Collected data entries:
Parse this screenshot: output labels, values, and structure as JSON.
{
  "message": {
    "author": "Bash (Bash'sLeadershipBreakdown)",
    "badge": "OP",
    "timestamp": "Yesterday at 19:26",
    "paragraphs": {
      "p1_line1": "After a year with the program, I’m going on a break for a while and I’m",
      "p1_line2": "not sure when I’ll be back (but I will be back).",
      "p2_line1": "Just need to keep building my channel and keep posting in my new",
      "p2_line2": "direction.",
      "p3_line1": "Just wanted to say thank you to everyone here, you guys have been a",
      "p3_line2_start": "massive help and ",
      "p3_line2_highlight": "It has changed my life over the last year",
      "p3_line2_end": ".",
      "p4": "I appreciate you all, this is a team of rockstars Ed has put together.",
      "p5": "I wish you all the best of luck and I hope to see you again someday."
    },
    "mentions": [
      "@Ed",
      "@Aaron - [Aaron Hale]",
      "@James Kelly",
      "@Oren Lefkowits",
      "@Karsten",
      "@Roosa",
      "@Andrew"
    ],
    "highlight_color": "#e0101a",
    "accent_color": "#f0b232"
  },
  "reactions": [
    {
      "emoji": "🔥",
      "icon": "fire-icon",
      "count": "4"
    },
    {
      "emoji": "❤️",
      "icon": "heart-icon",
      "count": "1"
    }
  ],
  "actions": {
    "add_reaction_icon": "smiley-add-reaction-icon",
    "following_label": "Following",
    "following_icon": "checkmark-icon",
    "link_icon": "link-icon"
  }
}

TASK TO CARRY OUT »
Track down every line of the material containing the string "Just", and copy it.

RESPONSE »
      "p2_line1": "Just need to keep building my channel and keep posting in my new",
      "p3_line1": "Just wanted to say thank you to everyone here, you guys have been a",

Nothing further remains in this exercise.